→ **SHORT PROBLEM**
Would you pull out every line of the material that contains the string "color"?

───── INFORMATION SUPPLIED

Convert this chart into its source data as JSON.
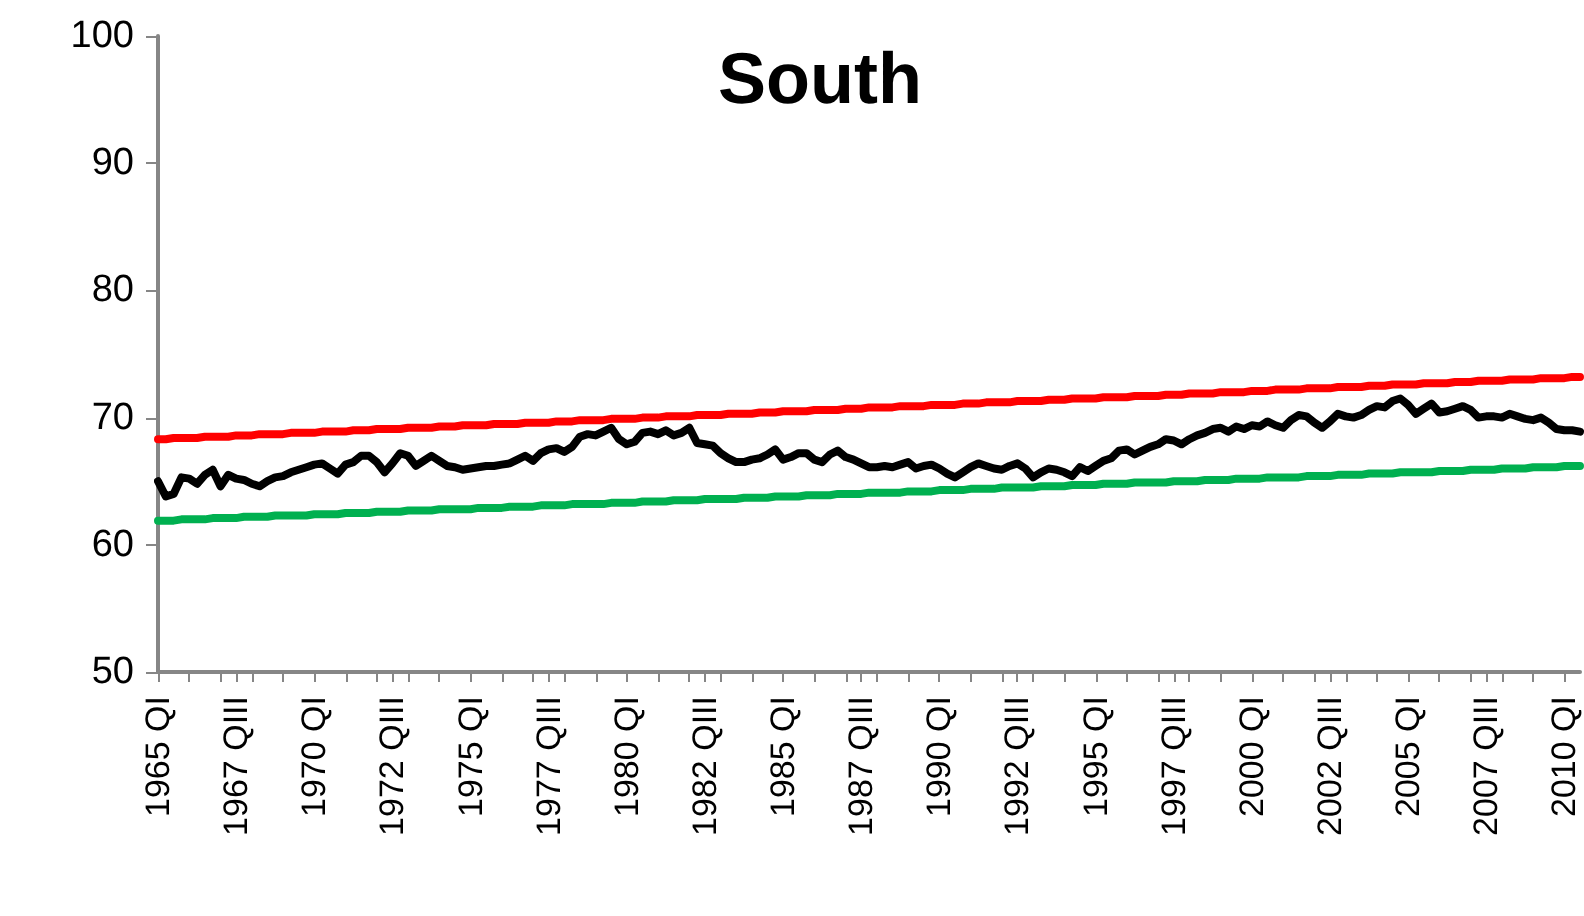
{
  "chart_data": {
    "type": "line",
    "title": "South",
    "x": [
      1965,
      1965.25,
      1965.5,
      1965.75,
      1966,
      1966.25,
      1966.5,
      1966.75,
      1967,
      1967.25,
      1967.5,
      1967.75,
      1968,
      1968.25,
      1968.5,
      1968.75,
      1969,
      1969.25,
      1969.5,
      1969.75,
      1970,
      1970.25,
      1970.5,
      1970.75,
      1971,
      1971.25,
      1971.5,
      1971.75,
      1972,
      1972.25,
      1972.5,
      1972.75,
      1973,
      1973.25,
      1973.5,
      1973.75,
      1974,
      1974.25,
      1974.5,
      1974.75,
      1975,
      1975.25,
      1975.5,
      1975.75,
      1976,
      1976.25,
      1976.5,
      1976.75,
      1977,
      1977.25,
      1977.5,
      1977.75,
      1978,
      1978.25,
      1978.5,
      1978.75,
      1979,
      1979.25,
      1979.5,
      1979.75,
      1980,
      1980.25,
      1980.5,
      1980.75,
      1981,
      1981.25,
      1981.5,
      1981.75,
      1982,
      1982.25,
      1982.5,
      1982.75,
      1983,
      1983.25,
      1983.5,
      1983.75,
      1984,
      1984.25,
      1984.5,
      1984.75,
      1985,
      1985.25,
      1985.5,
      1985.75,
      1986,
      1986.25,
      1986.5,
      1986.75,
      1987,
      1987.25,
      1987.5,
      1987.75,
      1988,
      1988.25,
      1988.5,
      1988.75,
      1989,
      1989.25,
      1989.5,
      1989.75,
      1990,
      1990.25,
      1990.5,
      1990.75,
      1991,
      1991.25,
      1991.5,
      1991.75,
      1992,
      1992.25,
      1992.5,
      1992.75,
      1993,
      1993.25,
      1993.5,
      1993.75,
      1994,
      1994.25,
      1994.5,
      1994.75,
      1995,
      1995.25,
      1995.5,
      1995.75,
      1996,
      1996.25,
      1996.5,
      1996.75,
      1997,
      1997.25,
      1997.5,
      1997.75,
      1998,
      1998.25,
      1998.5,
      1998.75,
      1999,
      1999.25,
      1999.5,
      1999.75,
      2000,
      2000.25,
      2000.5,
      2000.75,
      2001,
      2001.25,
      2001.5,
      2001.75,
      2002,
      2002.25,
      2002.5,
      2002.75,
      2003,
      2003.25,
      2003.5,
      2003.75,
      2004,
      2004.25,
      2004.5,
      2004.75,
      2005,
      2005.25,
      2005.5,
      2005.75,
      2006,
      2006.25,
      2006.5,
      2006.75,
      2007,
      2007.25,
      2007.5,
      2007.75,
      2008,
      2008.25,
      2008.5,
      2008.75,
      2009,
      2009.25,
      2009.5,
      2009.75,
      2010,
      2010.25,
      2010.5
    ],
    "series": [
      {
        "color": "#000000",
        "values": [
          65.0,
          63.8,
          64.0,
          65.3,
          65.2,
          64.8,
          65.5,
          65.9,
          64.6,
          65.5,
          65.2,
          65.1,
          64.8,
          64.6,
          65.0,
          65.3,
          65.4,
          65.7,
          65.9,
          66.1,
          66.3,
          66.4,
          66.0,
          65.6,
          66.3,
          66.5,
          67.0,
          67.0,
          66.5,
          65.7,
          66.4,
          67.2,
          67.0,
          66.2,
          66.6,
          67.0,
          66.6,
          66.2,
          66.1,
          65.9,
          66.0,
          66.1,
          66.2,
          66.2,
          66.3,
          66.4,
          66.7,
          67.0,
          66.6,
          67.2,
          67.5,
          67.6,
          67.3,
          67.7,
          68.5,
          68.7,
          68.6,
          68.9,
          69.2,
          68.3,
          67.9,
          68.1,
          68.8,
          68.9,
          68.7,
          69.0,
          68.6,
          68.8,
          69.2,
          68.0,
          67.9,
          67.8,
          67.2,
          66.8,
          66.5,
          66.5,
          66.7,
          66.8,
          67.1,
          67.5,
          66.7,
          66.9,
          67.2,
          67.2,
          66.7,
          66.5,
          67.1,
          67.4,
          66.9,
          66.7,
          66.4,
          66.1,
          66.1,
          66.2,
          66.1,
          66.3,
          66.5,
          66.0,
          66.2,
          66.3,
          66.0,
          65.6,
          65.3,
          65.7,
          66.1,
          66.4,
          66.2,
          66.0,
          65.9,
          66.2,
          66.4,
          66.0,
          65.3,
          65.7,
          66.0,
          65.9,
          65.7,
          65.4,
          66.1,
          65.8,
          66.2,
          66.6,
          66.8,
          67.4,
          67.5,
          67.1,
          67.4,
          67.7,
          67.9,
          68.3,
          68.2,
          67.9,
          68.3,
          68.6,
          68.8,
          69.1,
          69.2,
          68.9,
          69.3,
          69.1,
          69.4,
          69.3,
          69.7,
          69.4,
          69.2,
          69.8,
          70.2,
          70.1,
          69.6,
          69.2,
          69.7,
          70.3,
          70.1,
          70.0,
          70.2,
          70.6,
          70.9,
          70.8,
          71.3,
          71.5,
          71.0,
          70.3,
          70.7,
          71.1,
          70.4,
          70.5,
          70.7,
          70.9,
          70.6,
          70.0,
          70.1,
          70.1,
          70.0,
          70.3,
          70.1,
          69.9,
          69.8,
          70.0,
          69.6,
          69.1,
          69.0,
          69.0,
          68.9
        ]
      },
      {
        "color": "#ff0000",
        "values": [
          68.3,
          68.3,
          68.4,
          68.4,
          68.4,
          68.4,
          68.5,
          68.5,
          68.5,
          68.5,
          68.6,
          68.6,
          68.6,
          68.7,
          68.7,
          68.7,
          68.7,
          68.8,
          68.8,
          68.8,
          68.8,
          68.9,
          68.9,
          68.9,
          68.9,
          69.0,
          69.0,
          69.0,
          69.1,
          69.1,
          69.1,
          69.1,
          69.2,
          69.2,
          69.2,
          69.2,
          69.3,
          69.3,
          69.3,
          69.4,
          69.4,
          69.4,
          69.4,
          69.5,
          69.5,
          69.5,
          69.5,
          69.6,
          69.6,
          69.6,
          69.6,
          69.7,
          69.7,
          69.7,
          69.8,
          69.8,
          69.8,
          69.8,
          69.9,
          69.9,
          69.9,
          69.9,
          70.0,
          70.0,
          70.0,
          70.1,
          70.1,
          70.1,
          70.1,
          70.2,
          70.2,
          70.2,
          70.2,
          70.3,
          70.3,
          70.3,
          70.3,
          70.4,
          70.4,
          70.4,
          70.5,
          70.5,
          70.5,
          70.5,
          70.6,
          70.6,
          70.6,
          70.6,
          70.7,
          70.7,
          70.7,
          70.8,
          70.8,
          70.8,
          70.8,
          70.9,
          70.9,
          70.9,
          70.9,
          71.0,
          71.0,
          71.0,
          71.0,
          71.1,
          71.1,
          71.1,
          71.2,
          71.2,
          71.2,
          71.2,
          71.3,
          71.3,
          71.3,
          71.3,
          71.4,
          71.4,
          71.4,
          71.5,
          71.5,
          71.5,
          71.5,
          71.6,
          71.6,
          71.6,
          71.6,
          71.7,
          71.7,
          71.7,
          71.7,
          71.8,
          71.8,
          71.8,
          71.9,
          71.9,
          71.9,
          71.9,
          72.0,
          72.0,
          72.0,
          72.0,
          72.1,
          72.1,
          72.1,
          72.2,
          72.2,
          72.2,
          72.2,
          72.3,
          72.3,
          72.3,
          72.3,
          72.4,
          72.4,
          72.4,
          72.4,
          72.5,
          72.5,
          72.5,
          72.6,
          72.6,
          72.6,
          72.6,
          72.7,
          72.7,
          72.7,
          72.7,
          72.8,
          72.8,
          72.8,
          72.9,
          72.9,
          72.9,
          72.9,
          73.0,
          73.0,
          73.0,
          73.0,
          73.1,
          73.1,
          73.1,
          73.1,
          73.2,
          73.2
        ]
      },
      {
        "color": "#00b050",
        "values": [
          61.9,
          61.9,
          61.9,
          62.0,
          62.0,
          62.0,
          62.0,
          62.1,
          62.1,
          62.1,
          62.1,
          62.2,
          62.2,
          62.2,
          62.2,
          62.3,
          62.3,
          62.3,
          62.3,
          62.3,
          62.4,
          62.4,
          62.4,
          62.4,
          62.5,
          62.5,
          62.5,
          62.5,
          62.6,
          62.6,
          62.6,
          62.6,
          62.7,
          62.7,
          62.7,
          62.7,
          62.8,
          62.8,
          62.8,
          62.8,
          62.8,
          62.9,
          62.9,
          62.9,
          62.9,
          63.0,
          63.0,
          63.0,
          63.0,
          63.1,
          63.1,
          63.1,
          63.1,
          63.2,
          63.2,
          63.2,
          63.2,
          63.2,
          63.3,
          63.3,
          63.3,
          63.3,
          63.4,
          63.4,
          63.4,
          63.4,
          63.5,
          63.5,
          63.5,
          63.5,
          63.6,
          63.6,
          63.6,
          63.6,
          63.6,
          63.7,
          63.7,
          63.7,
          63.7,
          63.8,
          63.8,
          63.8,
          63.8,
          63.9,
          63.9,
          63.9,
          63.9,
          64.0,
          64.0,
          64.0,
          64.0,
          64.1,
          64.1,
          64.1,
          64.1,
          64.1,
          64.2,
          64.2,
          64.2,
          64.2,
          64.3,
          64.3,
          64.3,
          64.3,
          64.4,
          64.4,
          64.4,
          64.4,
          64.5,
          64.5,
          64.5,
          64.5,
          64.5,
          64.6,
          64.6,
          64.6,
          64.6,
          64.7,
          64.7,
          64.7,
          64.7,
          64.8,
          64.8,
          64.8,
          64.8,
          64.9,
          64.9,
          64.9,
          64.9,
          64.9,
          65.0,
          65.0,
          65.0,
          65.0,
          65.1,
          65.1,
          65.1,
          65.1,
          65.2,
          65.2,
          65.2,
          65.2,
          65.3,
          65.3,
          65.3,
          65.3,
          65.3,
          65.4,
          65.4,
          65.4,
          65.4,
          65.5,
          65.5,
          65.5,
          65.5,
          65.6,
          65.6,
          65.6,
          65.6,
          65.7,
          65.7,
          65.7,
          65.7,
          65.7,
          65.8,
          65.8,
          65.8,
          65.8,
          65.9,
          65.9,
          65.9,
          65.9,
          66.0,
          66.0,
          66.0,
          66.0,
          66.1,
          66.1,
          66.1,
          66.1,
          66.2,
          66.2,
          66.2
        ]
      }
    ],
    "xlim": [
      1965,
      2010.5
    ],
    "xticks": [
      {
        "value": 1965,
        "label": "1965 QI"
      },
      {
        "value": 1967.5,
        "label": "1967 QIII"
      },
      {
        "value": 1970,
        "label": "1970 QI"
      },
      {
        "value": 1972.5,
        "label": "1972 QIII"
      },
      {
        "value": 1975,
        "label": "1975 QI"
      },
      {
        "value": 1977.5,
        "label": "1977 QIII"
      },
      {
        "value": 1980,
        "label": "1980 QI"
      },
      {
        "value": 1982.5,
        "label": "1982 QIII"
      },
      {
        "value": 1985,
        "label": "1985 QI"
      },
      {
        "value": 1987.5,
        "label": "1987 QIII"
      },
      {
        "value": 1990,
        "label": "1990 QI"
      },
      {
        "value": 1992.5,
        "label": "1992 QIII"
      },
      {
        "value": 1995,
        "label": "1995 QI"
      },
      {
        "value": 1997.5,
        "label": "1997 QIII"
      },
      {
        "value": 2000,
        "label": "2000 QI"
      },
      {
        "value": 2002.5,
        "label": "2002 QIII"
      },
      {
        "value": 2005,
        "label": "2005 QI"
      },
      {
        "value": 2007.5,
        "label": "2007 QIII"
      },
      {
        "value": 2010,
        "label": "2010 QI"
      }
    ],
    "ylim": [
      50,
      100
    ],
    "yticks": [
      50,
      60,
      70,
      80,
      90,
      100
    ],
    "grid": false,
    "marker": "none",
    "line_style": "solid"
  }
}
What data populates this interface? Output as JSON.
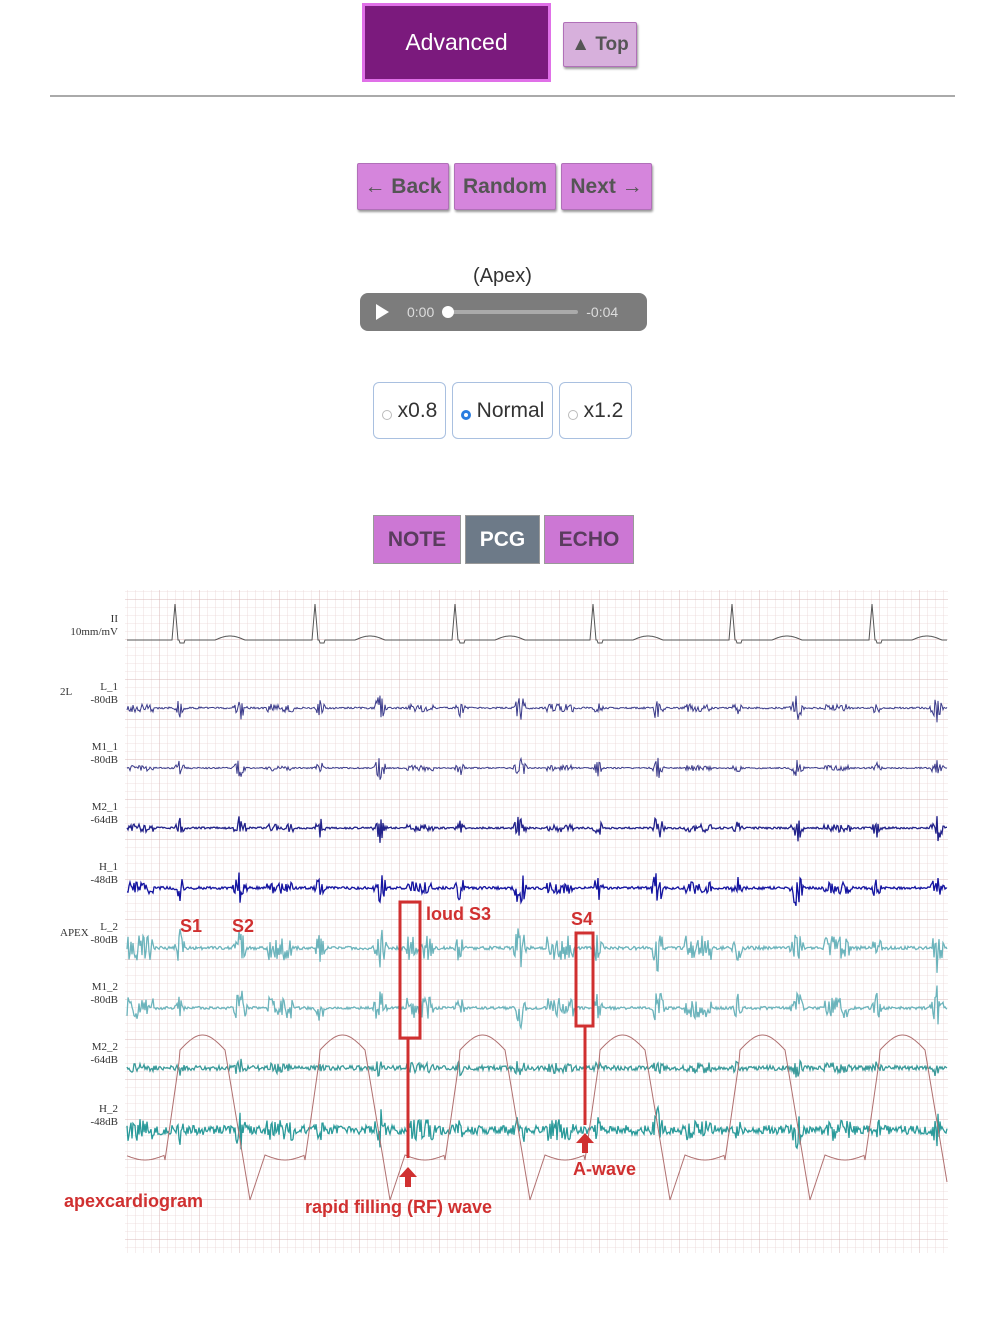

──────────

→ **EXERCISE OUTPUT**
        "color": "#000000",
        "color": "#ff0000",
        "color": "#00b050",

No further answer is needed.